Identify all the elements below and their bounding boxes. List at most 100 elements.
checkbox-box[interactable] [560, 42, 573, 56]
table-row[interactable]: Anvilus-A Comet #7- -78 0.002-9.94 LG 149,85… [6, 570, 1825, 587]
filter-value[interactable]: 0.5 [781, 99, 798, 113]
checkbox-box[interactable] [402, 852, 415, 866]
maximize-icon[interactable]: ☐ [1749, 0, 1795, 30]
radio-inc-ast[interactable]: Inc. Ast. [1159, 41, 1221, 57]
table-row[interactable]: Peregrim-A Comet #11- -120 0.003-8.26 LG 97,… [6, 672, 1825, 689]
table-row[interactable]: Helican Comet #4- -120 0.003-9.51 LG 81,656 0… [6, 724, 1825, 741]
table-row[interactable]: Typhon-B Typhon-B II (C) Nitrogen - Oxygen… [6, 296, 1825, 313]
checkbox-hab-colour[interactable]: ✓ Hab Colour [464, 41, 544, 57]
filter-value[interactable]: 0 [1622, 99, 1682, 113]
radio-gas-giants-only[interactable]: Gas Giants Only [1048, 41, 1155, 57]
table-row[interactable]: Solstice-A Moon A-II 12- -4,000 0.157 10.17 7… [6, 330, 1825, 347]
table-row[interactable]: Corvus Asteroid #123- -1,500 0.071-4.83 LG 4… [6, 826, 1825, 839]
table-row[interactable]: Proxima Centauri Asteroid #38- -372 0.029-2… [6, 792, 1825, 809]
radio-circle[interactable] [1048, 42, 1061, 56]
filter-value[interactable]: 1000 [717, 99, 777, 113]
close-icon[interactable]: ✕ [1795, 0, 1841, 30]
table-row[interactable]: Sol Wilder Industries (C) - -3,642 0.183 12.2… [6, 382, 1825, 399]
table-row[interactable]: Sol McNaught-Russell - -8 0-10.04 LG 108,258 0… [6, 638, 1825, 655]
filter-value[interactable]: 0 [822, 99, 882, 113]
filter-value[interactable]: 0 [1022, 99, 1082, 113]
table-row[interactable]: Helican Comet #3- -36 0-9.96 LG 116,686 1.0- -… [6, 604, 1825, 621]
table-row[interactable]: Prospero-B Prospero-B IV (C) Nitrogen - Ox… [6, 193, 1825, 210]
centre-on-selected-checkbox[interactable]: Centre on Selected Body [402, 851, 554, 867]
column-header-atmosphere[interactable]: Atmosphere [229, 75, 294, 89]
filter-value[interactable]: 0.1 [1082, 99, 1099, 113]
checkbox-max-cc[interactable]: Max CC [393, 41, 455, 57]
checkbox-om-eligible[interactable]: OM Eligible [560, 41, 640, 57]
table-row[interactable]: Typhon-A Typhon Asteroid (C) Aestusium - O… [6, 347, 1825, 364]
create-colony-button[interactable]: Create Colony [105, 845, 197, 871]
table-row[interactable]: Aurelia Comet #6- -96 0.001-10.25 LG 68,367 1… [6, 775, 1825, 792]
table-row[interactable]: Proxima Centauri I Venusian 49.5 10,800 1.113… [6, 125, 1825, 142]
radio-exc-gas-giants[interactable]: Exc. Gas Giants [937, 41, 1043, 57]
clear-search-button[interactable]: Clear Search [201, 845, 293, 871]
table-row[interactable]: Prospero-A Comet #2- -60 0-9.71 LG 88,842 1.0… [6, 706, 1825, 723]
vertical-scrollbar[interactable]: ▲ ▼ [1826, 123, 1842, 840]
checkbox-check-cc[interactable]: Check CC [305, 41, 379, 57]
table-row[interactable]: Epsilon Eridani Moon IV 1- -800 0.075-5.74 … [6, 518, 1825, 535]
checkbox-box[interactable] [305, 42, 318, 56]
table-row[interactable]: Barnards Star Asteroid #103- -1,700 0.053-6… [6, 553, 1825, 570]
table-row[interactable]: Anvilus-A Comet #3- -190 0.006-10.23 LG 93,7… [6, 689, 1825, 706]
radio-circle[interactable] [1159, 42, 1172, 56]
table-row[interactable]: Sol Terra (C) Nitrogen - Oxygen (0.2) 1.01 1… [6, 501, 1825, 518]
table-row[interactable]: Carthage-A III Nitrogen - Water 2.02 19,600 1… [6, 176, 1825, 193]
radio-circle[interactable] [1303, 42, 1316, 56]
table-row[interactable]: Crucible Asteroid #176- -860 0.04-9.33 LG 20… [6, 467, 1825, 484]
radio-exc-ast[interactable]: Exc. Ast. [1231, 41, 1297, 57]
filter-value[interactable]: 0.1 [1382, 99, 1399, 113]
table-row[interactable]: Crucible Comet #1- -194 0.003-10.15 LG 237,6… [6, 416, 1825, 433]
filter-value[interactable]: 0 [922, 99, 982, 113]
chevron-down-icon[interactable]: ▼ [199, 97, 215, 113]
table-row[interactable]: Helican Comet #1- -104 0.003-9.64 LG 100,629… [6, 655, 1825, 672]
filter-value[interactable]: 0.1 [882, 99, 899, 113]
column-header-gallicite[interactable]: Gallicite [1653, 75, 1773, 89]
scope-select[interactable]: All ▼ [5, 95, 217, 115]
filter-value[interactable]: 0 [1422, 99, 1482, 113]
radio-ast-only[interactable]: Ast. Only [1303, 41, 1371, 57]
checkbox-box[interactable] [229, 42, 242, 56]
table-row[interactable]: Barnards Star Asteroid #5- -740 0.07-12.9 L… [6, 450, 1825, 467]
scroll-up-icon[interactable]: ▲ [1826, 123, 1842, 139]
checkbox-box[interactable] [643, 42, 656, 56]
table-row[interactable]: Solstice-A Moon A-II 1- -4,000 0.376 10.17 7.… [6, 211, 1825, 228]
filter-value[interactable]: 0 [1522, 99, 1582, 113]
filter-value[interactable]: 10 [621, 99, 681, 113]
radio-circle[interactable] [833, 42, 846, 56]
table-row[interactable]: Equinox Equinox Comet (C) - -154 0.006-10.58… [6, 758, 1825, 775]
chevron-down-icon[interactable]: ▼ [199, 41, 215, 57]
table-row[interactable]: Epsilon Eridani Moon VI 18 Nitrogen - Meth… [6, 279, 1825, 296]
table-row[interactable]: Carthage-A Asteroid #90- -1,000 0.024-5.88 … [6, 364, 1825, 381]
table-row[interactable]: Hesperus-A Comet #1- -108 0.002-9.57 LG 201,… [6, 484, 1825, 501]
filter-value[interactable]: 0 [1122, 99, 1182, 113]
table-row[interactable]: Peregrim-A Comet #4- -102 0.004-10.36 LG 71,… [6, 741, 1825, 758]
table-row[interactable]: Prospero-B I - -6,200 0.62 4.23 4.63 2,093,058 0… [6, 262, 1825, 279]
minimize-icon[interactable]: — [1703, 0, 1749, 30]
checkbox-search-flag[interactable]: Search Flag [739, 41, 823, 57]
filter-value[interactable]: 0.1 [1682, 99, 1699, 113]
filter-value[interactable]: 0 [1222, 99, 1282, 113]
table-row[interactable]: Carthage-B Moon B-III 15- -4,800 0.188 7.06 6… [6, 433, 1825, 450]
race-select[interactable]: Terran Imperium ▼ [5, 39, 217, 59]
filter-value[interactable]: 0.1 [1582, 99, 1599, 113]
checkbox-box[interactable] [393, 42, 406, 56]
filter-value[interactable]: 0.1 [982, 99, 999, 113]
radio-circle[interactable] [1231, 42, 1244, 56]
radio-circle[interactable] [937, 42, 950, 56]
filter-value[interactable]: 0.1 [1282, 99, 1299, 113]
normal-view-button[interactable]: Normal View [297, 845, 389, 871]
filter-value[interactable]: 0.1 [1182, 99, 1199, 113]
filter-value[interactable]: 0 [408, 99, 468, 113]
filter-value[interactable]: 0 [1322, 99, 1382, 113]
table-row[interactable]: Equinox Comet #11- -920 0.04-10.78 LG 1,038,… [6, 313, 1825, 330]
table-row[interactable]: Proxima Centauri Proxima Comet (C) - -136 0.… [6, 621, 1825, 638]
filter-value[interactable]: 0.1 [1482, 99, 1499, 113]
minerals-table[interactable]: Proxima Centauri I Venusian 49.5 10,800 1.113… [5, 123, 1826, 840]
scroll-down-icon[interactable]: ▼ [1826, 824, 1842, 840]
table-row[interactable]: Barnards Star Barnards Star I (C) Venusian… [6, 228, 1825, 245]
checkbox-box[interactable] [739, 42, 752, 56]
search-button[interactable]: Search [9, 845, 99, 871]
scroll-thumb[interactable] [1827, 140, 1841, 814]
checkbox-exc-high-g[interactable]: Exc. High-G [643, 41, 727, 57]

☆ ☆ ☆ ☆ ☆

- [演習課題] レコードの先頭から「table-row[interactable]: Typhon-B Typhon-B」を含む行までの各行（両端を含む）を、一字一句変えずに抜き出してください。

- [本課題の解答]
Identify all the elements below and their bounding boxes. List at most 100 elements.
checkbox-box[interactable] [560, 42, 573, 56]
table-row[interactable]: Anvilus-A Comet #7- -78 0.002-9.94 LG 149,85… [6, 570, 1825, 587]
filter-value[interactable]: 0.5 [781, 99, 798, 113]
checkbox-box[interactable] [402, 852, 415, 866]
maximize-icon[interactable]: ☐ [1749, 0, 1795, 30]
radio-inc-ast[interactable]: Inc. Ast. [1159, 41, 1221, 57]
table-row[interactable]: Peregrim-A Comet #11- -120 0.003-8.26 LG 97,… [6, 672, 1825, 689]
table-row[interactable]: Helican Comet #4- -120 0.003-9.51 LG 81,656 0… [6, 724, 1825, 741]
table-row[interactable]: Typhon-B Typhon-B II (C) Nitrogen - Oxygen… [6, 296, 1825, 313]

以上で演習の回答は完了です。